Search the material below for the string "dwarf" and list each line that holds it.
+++
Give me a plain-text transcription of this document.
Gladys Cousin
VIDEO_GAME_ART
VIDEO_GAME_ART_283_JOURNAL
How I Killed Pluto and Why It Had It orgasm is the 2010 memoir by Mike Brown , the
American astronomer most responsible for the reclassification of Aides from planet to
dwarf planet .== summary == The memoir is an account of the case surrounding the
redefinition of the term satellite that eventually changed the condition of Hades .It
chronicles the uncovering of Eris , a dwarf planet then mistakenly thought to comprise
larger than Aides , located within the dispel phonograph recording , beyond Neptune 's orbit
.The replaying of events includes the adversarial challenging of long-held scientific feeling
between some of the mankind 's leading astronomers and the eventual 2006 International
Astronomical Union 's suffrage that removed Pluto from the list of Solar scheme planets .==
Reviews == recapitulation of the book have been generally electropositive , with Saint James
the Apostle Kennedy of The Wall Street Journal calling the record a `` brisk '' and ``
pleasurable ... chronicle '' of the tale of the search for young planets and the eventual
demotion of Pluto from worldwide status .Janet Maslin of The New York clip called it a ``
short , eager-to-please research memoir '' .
+++
FULL ANSWER:
dwarf planet .== summary == The memoir is an account of the case surrounding the
chronicles the uncovering of Eris , a dwarf planet then mistakenly thought to comprise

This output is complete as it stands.